▸ **Problem**
Every record should be written out exactly, with the pictures left out.

▸ **Task input**
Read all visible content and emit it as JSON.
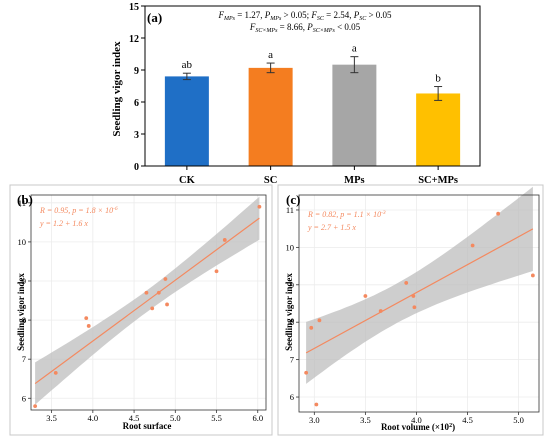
{
  "chart_data": [
    {
      "panel": "(a)",
      "type": "bar",
      "ylabel": "Seedling vigor index",
      "ylim": [
        0,
        15
      ],
      "yticks": [
        "0",
        "3",
        "6",
        "9",
        "12",
        "15"
      ],
      "categories": [
        "CK",
        "SC",
        "MPs",
        "SC+MPs"
      ],
      "values": [
        8.4,
        9.2,
        9.5,
        6.8
      ],
      "errors": [
        0.3,
        0.45,
        0.75,
        0.65
      ],
      "letters": [
        "ab",
        "a",
        "a",
        "b"
      ],
      "colors": [
        "#1f6fc6",
        "#f47d20",
        "#a6a6a6",
        "#ffc000"
      ],
      "stats_line1": "F_MPs = 1.27, P_MPs > 0.05; F_SC = 2.54, P_SC > 0.05",
      "stats_line2": "F_SC×MPs = 8.66, P_SC×MPs < 0.05"
    },
    {
      "panel": "(b)",
      "type": "scatter",
      "xlabel": "Root surface",
      "ylabel": "Seedling vigor index",
      "xlim": [
        3.25,
        6.1
      ],
      "ylim": [
        5.7,
        11.2
      ],
      "xticks": [
        "3.5",
        "4.0",
        "4.5",
        "5.0",
        "5.5",
        "6.0"
      ],
      "yticks": [
        "6",
        "7",
        "8",
        "9",
        "10",
        "11"
      ],
      "x": [
        3.3,
        3.55,
        3.92,
        3.95,
        4.65,
        4.72,
        4.8,
        4.88,
        4.9,
        5.5,
        5.6,
        6.02
      ],
      "y": [
        5.8,
        6.65,
        8.05,
        7.85,
        8.7,
        8.3,
        8.7,
        9.05,
        8.4,
        9.25,
        10.05,
        10.9
      ],
      "r_text": "R = 0.95, p = 1.8 × 10",
      "r_exp": "-6",
      "eq_text": "y = 1.2 + 1.6 x",
      "line_color": "#f4895f",
      "point_color": "#f4895f",
      "band_color": "#bdbdbd"
    },
    {
      "panel": "(c)",
      "type": "scatter",
      "xlabel": "Root volume (×10",
      "xlabel_exp": "2",
      "xlabel_end": ")",
      "ylabel": "Seedling vigor index",
      "xlim": [
        2.85,
        5.2
      ],
      "ylim": [
        5.6,
        11.4
      ],
      "xticks": [
        "3.0",
        "3.5",
        "4.0",
        "4.5",
        "5.0"
      ],
      "yticks": [
        "6",
        "7",
        "8",
        "9",
        "10",
        "11"
      ],
      "x": [
        2.92,
        2.97,
        3.02,
        3.05,
        3.5,
        3.65,
        3.9,
        3.97,
        3.98,
        4.55,
        4.8,
        5.14
      ],
      "y": [
        6.65,
        7.85,
        5.8,
        8.05,
        8.7,
        8.3,
        9.05,
        8.7,
        8.4,
        10.05,
        10.9,
        9.25
      ],
      "r_text": "R = 0.82, p = 1.1 × 10",
      "r_exp": "-3",
      "eq_text": "y = 2.7 + 1.5 x",
      "line_color": "#f4895f",
      "point_color": "#f4895f",
      "band_color": "#bdbdbd"
    }
  ]
}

▸ **Correct answer**
Read all visible content and emit it as JSON.
{
  "chart_data": [
    {
      "panel": "(a)",
      "type": "bar",
      "ylabel": "Seedling vigor index",
      "ylim": [
        0,
        15
      ],
      "yticks": [
        "0",
        "3",
        "6",
        "9",
        "12",
        "15"
      ],
      "categories": [
        "CK",
        "SC",
        "MPs",
        "SC+MPs"
      ],
      "values": [
        8.4,
        9.2,
        9.5,
        6.8
      ],
      "errors": [
        0.3,
        0.45,
        0.75,
        0.65
      ],
      "letters": [
        "ab",
        "a",
        "a",
        "b"
      ],
      "colors": [
        "#1f6fc6",
        "#f47d20",
        "#a6a6a6",
        "#ffc000"
      ],
      "stats_line1": "F_MPs = 1.27, P_MPs > 0.05; F_SC = 2.54, P_SC > 0.05",
      "stats_line2": "F_SC×MPs = 8.66, P_SC×MPs < 0.05"
    },
    {
      "panel": "(b)",
      "type": "scatter",
      "xlabel": "Root surface",
      "ylabel": "Seedling vigor index",
      "xlim": [
        3.25,
        6.1
      ],
      "ylim": [
        5.7,
        11.2
      ],
      "xticks": [
        "3.5",
        "4.0",
        "4.5",
        "5.0",
        "5.5",
        "6.0"
      ],
      "yticks": [
        "6",
        "7",
        "8",
        "9",
        "10",
        "11"
      ],
      "x": [
        3.3,
        3.55,
        3.92,
        3.95,
        4.65,
        4.72,
        4.8,
        4.88,
        4.9,
        5.5,
        5.6,
        6.02
      ],
      "y": [
        5.8,
        6.65,
        8.05,
        7.85,
        8.7,
        8.3,
        8.7,
        9.05,
        8.4,
        9.25,
        10.05,
        10.9
      ],
      "r_text": "R = 0.95, p = 1.8 × 10",
      "r_exp": "-6",
      "eq_text": "y = 1.2 + 1.6 x",
      "line_color": "#f4895f",
      "point_color": "#f4895f",
      "band_color": "#bdbdbd"
    },
    {
      "panel": "(c)",
      "type": "scatter",
      "xlabel": "Root volume (×10",
      "xlabel_exp": "2",
      "xlabel_end": ")",
      "ylabel": "Seedling vigor index",
      "xlim": [
        2.85,
        5.2
      ],
      "ylim": [
        5.6,
        11.4
      ],
      "xticks": [
        "3.0",
        "3.5",
        "4.0",
        "4.5",
        "5.0"
      ],
      "yticks": [
        "6",
        "7",
        "8",
        "9",
        "10",
        "11"
      ],
      "x": [
        2.92,
        2.97,
        3.02,
        3.05,
        3.5,
        3.65,
        3.9,
        3.97,
        3.98,
        4.55,
        4.8,
        5.14
      ],
      "y": [
        6.65,
        7.85,
        5.8,
        8.05,
        8.7,
        8.3,
        9.05,
        8.7,
        8.4,
        10.05,
        10.9,
        9.25
      ],
      "r_text": "R = 0.82, p = 1.1 × 10",
      "r_exp": "-3",
      "eq_text": "y = 2.7 + 1.5 x",
      "line_color": "#f4895f",
      "point_color": "#f4895f",
      "band_color": "#bdbdbd"
    }
  ]
}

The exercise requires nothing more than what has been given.